WHAT TO PRODUCE: Out of the lines below, please list those that hold the string "Score".

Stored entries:
• • •

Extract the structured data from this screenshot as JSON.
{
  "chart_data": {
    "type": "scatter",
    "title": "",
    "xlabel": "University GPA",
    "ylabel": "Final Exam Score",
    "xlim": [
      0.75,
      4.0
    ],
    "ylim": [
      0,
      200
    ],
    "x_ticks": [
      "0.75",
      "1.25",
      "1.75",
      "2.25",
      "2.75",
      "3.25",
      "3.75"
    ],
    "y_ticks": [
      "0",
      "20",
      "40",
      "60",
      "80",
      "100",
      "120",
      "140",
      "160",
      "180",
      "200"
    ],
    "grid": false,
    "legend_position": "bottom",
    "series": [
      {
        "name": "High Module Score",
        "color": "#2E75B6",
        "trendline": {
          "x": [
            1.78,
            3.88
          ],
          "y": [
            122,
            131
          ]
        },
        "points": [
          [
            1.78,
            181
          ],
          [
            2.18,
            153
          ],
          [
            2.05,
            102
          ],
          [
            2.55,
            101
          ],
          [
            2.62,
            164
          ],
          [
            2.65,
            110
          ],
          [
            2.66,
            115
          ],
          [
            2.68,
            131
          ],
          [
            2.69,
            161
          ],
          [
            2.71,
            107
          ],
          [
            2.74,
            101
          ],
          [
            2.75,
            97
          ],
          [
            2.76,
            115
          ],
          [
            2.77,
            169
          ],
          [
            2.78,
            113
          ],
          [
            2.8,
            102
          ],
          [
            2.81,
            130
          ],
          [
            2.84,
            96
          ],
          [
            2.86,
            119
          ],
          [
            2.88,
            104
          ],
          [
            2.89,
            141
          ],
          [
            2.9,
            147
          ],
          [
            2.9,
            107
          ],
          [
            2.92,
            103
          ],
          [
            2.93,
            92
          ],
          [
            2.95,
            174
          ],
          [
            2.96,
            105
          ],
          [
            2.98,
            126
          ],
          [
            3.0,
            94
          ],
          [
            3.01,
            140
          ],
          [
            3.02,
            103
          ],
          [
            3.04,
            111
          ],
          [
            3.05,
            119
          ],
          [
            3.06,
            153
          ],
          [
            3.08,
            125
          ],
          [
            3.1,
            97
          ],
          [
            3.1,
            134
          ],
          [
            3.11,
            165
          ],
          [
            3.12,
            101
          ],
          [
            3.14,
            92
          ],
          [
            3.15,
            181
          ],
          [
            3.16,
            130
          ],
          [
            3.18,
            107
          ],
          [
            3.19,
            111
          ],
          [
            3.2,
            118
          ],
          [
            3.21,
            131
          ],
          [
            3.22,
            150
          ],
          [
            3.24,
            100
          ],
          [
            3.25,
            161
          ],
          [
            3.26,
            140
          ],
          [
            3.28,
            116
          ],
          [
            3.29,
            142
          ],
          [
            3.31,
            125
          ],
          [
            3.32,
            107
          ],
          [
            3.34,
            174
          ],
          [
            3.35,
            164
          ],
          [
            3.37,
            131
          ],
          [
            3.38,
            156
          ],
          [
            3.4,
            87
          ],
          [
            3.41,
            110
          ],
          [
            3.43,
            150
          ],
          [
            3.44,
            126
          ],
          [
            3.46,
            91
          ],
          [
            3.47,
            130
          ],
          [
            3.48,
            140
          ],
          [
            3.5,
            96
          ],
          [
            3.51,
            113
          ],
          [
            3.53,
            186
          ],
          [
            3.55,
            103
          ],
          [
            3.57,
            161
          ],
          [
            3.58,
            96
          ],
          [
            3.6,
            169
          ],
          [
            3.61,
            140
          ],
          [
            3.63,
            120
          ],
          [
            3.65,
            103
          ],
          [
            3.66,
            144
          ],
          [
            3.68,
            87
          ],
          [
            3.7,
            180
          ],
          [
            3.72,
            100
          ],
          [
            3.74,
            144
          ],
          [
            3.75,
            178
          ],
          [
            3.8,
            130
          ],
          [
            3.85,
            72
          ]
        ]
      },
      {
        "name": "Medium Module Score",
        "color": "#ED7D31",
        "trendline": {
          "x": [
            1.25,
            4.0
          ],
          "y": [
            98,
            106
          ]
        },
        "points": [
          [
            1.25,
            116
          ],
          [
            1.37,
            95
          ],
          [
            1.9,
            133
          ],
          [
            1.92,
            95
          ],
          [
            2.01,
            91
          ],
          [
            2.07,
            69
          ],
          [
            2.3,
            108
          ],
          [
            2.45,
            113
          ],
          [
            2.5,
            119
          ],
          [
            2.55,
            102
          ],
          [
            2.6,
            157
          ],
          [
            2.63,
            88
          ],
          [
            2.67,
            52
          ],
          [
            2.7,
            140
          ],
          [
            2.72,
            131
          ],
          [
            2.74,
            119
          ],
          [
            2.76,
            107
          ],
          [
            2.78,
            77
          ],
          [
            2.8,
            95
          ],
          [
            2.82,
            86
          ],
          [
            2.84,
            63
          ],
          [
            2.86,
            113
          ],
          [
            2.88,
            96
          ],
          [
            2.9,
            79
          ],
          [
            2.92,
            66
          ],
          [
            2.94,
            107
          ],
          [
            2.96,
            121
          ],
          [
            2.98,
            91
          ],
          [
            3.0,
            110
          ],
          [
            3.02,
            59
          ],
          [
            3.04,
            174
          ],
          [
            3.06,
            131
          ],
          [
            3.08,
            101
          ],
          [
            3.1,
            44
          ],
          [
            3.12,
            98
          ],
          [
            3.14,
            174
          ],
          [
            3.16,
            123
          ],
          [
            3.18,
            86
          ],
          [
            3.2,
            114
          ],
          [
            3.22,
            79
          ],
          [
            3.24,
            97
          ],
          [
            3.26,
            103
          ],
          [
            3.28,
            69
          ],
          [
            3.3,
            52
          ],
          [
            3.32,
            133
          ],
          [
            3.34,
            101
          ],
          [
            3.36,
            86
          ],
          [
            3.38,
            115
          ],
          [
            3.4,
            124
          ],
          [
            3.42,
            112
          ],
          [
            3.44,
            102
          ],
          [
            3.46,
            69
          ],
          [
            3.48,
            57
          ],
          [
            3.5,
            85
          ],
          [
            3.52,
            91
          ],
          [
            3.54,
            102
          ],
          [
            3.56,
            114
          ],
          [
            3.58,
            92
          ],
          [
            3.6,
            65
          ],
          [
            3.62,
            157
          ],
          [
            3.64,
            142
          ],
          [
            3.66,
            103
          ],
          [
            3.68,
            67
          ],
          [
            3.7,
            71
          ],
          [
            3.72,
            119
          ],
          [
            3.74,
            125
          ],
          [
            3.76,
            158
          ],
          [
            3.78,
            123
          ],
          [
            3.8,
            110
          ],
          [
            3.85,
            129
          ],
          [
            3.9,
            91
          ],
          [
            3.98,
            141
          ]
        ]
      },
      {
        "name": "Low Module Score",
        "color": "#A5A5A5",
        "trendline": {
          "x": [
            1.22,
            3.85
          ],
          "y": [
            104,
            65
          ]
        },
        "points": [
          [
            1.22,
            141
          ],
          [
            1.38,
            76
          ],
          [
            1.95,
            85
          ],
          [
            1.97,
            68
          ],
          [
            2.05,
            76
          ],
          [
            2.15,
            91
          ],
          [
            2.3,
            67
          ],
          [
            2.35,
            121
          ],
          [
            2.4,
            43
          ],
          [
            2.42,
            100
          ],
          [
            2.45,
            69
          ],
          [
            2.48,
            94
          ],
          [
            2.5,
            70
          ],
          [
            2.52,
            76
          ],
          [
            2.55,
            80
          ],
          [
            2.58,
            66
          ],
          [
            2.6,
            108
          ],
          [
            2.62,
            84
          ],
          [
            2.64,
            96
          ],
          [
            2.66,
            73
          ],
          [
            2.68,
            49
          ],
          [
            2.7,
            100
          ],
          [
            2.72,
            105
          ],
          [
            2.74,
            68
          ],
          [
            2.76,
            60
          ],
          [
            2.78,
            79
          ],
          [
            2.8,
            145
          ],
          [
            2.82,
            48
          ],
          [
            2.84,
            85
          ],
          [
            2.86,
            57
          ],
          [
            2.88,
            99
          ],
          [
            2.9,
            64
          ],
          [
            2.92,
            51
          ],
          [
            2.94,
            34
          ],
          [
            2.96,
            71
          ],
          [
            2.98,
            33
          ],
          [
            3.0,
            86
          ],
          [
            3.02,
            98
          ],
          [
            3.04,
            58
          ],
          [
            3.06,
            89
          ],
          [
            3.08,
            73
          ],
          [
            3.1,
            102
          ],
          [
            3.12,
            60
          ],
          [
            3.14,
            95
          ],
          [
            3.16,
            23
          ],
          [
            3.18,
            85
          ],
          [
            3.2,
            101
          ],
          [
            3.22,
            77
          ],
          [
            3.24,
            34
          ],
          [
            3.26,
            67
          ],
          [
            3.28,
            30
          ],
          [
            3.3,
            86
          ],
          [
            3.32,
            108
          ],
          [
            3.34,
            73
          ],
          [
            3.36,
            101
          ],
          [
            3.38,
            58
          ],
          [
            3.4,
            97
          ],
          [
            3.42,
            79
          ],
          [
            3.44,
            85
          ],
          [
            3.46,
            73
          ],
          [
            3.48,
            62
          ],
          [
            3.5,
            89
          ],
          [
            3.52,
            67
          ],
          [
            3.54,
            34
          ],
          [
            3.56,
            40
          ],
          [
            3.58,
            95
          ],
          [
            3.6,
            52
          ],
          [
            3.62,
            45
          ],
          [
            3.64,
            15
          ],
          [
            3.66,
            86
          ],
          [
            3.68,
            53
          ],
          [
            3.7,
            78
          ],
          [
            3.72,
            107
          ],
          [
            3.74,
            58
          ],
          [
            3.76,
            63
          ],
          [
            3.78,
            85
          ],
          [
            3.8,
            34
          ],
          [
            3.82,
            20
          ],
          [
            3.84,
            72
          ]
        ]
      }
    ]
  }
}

• • •

TASK RESPONSE:
    "ylabel": "Final Exam Score",
        "name": "High Module Score",
        "name": "Medium Module Score",
        "name": "Low Module Score",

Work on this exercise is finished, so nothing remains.